Identify, in the records below, every line where the string "name" appears, and copy each such line.

** START OF DATASET EXTRACT **

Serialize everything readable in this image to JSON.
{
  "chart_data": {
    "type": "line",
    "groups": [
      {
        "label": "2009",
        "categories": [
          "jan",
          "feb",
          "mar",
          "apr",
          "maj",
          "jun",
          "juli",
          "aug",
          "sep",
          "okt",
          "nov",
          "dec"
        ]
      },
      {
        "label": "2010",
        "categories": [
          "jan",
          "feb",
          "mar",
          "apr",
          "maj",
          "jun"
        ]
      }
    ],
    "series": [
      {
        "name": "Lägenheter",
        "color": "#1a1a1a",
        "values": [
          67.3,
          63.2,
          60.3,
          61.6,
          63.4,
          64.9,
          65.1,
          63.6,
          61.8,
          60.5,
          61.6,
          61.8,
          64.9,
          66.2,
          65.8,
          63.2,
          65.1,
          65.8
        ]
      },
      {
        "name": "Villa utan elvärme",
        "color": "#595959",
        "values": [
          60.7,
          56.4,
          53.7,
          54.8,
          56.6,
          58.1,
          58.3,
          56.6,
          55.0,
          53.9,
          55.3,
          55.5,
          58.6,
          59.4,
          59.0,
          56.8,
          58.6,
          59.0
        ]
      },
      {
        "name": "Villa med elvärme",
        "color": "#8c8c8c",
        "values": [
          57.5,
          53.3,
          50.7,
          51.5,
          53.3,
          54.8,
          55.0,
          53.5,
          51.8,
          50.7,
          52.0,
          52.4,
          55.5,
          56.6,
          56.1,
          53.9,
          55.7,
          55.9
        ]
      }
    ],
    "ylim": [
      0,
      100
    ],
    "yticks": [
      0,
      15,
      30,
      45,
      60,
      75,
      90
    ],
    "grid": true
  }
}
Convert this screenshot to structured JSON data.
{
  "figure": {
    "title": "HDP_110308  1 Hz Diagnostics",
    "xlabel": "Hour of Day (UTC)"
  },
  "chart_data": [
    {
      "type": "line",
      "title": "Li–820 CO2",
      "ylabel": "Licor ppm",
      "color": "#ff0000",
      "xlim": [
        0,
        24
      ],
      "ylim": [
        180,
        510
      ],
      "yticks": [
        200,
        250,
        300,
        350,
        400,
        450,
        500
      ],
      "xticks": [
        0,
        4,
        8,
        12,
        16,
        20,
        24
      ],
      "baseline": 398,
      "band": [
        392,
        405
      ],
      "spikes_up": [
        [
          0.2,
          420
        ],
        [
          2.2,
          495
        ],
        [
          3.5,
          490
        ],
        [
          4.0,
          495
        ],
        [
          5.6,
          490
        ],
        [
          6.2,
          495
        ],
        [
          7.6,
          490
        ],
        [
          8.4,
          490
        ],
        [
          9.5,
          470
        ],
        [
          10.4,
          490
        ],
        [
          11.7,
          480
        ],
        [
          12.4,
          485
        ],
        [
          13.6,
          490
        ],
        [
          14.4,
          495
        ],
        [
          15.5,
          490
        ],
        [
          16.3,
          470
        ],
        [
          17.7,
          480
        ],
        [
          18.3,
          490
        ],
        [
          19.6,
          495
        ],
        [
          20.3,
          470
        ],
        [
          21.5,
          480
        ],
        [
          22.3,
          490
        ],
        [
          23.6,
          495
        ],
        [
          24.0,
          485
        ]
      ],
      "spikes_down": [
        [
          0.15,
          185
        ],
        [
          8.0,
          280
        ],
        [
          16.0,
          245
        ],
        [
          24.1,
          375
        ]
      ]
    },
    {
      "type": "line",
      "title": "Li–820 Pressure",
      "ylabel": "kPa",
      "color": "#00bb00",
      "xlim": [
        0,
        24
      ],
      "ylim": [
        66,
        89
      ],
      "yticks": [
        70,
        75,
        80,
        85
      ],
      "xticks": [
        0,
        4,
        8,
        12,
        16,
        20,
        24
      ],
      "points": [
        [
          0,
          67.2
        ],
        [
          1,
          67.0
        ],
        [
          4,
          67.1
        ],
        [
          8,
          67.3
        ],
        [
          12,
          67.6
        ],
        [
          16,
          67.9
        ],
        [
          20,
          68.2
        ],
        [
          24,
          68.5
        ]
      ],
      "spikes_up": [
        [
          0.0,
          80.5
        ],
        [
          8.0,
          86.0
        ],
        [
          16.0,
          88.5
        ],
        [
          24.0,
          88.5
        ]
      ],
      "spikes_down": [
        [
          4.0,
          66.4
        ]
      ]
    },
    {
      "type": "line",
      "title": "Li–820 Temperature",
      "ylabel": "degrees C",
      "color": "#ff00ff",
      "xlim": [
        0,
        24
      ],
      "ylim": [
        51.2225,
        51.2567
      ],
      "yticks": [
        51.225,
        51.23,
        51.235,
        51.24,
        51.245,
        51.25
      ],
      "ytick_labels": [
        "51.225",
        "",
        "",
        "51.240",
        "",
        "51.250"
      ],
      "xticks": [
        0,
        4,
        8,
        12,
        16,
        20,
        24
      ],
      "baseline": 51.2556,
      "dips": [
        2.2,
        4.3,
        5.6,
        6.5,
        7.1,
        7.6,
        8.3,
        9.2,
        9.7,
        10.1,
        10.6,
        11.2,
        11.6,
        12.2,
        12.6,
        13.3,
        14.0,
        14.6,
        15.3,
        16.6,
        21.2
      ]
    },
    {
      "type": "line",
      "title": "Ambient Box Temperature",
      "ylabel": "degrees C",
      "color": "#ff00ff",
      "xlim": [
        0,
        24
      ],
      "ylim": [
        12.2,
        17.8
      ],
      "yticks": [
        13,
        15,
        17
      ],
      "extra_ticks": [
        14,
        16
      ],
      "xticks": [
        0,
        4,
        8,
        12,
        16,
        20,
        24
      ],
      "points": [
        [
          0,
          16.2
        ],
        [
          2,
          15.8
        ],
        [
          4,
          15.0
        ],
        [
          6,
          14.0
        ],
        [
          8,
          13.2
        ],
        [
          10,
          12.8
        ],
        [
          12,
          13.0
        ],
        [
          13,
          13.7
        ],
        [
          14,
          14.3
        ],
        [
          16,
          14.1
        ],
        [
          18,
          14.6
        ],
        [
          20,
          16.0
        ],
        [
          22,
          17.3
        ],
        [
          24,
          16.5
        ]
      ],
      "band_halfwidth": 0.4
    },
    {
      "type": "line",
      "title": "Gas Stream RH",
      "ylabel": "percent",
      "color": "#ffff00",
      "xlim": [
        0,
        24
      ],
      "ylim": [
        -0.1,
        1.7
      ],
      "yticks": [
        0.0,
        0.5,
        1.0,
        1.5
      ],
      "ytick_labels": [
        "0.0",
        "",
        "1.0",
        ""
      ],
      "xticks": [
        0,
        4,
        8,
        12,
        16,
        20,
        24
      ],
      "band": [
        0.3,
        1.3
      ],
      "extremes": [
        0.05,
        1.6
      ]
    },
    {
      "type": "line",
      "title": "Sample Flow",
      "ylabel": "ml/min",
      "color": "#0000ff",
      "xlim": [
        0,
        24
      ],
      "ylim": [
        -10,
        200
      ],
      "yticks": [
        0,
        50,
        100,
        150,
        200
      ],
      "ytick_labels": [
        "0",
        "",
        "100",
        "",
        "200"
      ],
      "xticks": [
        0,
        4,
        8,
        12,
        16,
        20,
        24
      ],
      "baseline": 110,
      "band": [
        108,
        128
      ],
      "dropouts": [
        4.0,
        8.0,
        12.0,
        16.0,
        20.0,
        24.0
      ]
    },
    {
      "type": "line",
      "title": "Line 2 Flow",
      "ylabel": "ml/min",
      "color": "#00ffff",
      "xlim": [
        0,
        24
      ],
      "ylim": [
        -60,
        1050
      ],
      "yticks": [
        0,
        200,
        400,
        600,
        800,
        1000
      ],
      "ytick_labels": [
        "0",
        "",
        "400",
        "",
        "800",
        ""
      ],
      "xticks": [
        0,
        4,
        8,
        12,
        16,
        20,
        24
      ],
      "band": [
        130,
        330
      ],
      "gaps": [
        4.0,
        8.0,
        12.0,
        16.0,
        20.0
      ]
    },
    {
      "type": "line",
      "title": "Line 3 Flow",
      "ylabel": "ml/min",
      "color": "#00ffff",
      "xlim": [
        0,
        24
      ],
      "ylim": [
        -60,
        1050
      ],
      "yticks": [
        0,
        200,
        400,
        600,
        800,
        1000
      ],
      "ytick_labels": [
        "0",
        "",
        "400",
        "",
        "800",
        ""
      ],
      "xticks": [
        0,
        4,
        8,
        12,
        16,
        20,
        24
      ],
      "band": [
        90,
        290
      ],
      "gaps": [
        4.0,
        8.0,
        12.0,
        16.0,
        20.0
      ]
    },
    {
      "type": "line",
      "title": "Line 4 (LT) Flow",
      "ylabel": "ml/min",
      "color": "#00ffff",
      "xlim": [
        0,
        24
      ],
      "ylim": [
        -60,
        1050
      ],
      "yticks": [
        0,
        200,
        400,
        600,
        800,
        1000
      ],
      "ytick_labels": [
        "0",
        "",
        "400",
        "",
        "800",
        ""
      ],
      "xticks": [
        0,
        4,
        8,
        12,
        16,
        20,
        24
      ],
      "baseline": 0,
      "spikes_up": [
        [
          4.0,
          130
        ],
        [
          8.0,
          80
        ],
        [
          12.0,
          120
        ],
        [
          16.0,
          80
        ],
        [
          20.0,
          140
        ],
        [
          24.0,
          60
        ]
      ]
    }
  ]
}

** END OF DATASET EXTRACT **

* REPLY TO THE EXERCISE:
        "name": "Lägenheter",
        "name": "Villa utan elvärme",
        "name": "Villa med elvärme",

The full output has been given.